● STATED EXERCISE: Omit images. Retype all entries verbatim.

● RECORD EXCERPTS:
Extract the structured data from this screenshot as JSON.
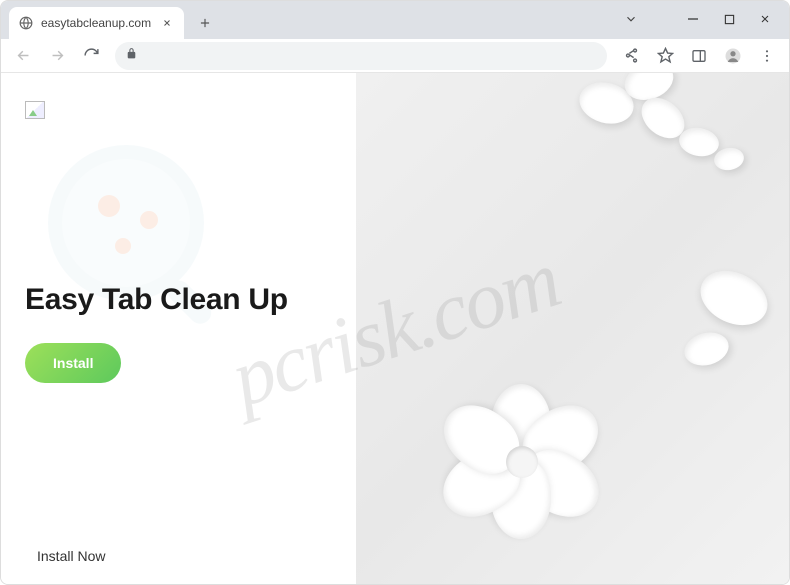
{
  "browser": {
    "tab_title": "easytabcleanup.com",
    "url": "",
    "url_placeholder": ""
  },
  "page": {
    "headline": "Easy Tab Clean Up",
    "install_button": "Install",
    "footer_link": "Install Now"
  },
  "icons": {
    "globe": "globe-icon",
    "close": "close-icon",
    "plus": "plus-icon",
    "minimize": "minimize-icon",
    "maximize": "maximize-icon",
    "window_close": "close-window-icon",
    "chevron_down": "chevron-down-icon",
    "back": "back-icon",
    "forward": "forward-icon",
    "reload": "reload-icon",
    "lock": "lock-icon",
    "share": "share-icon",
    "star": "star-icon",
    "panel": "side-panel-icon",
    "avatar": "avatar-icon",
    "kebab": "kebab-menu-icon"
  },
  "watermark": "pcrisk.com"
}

● FINISHED EXERCISE:
Extract the structured data from this screenshot as JSON.
{
  "browser": {
    "tab_title": "easytabcleanup.com",
    "url": "",
    "url_placeholder": ""
  },
  "page": {
    "headline": "Easy Tab Clean Up",
    "install_button": "Install",
    "footer_link": "Install Now"
  },
  "icons": {
    "globe": "globe-icon",
    "close": "close-icon",
    "plus": "plus-icon",
    "minimize": "minimize-icon",
    "maximize": "maximize-icon",
    "window_close": "close-window-icon",
    "chevron_down": "chevron-down-icon",
    "back": "back-icon",
    "forward": "forward-icon",
    "reload": "reload-icon",
    "lock": "lock-icon",
    "share": "share-icon",
    "star": "star-icon",
    "panel": "side-panel-icon",
    "avatar": "avatar-icon",
    "kebab": "kebab-menu-icon"
  },
  "watermark": "pcrisk.com"
}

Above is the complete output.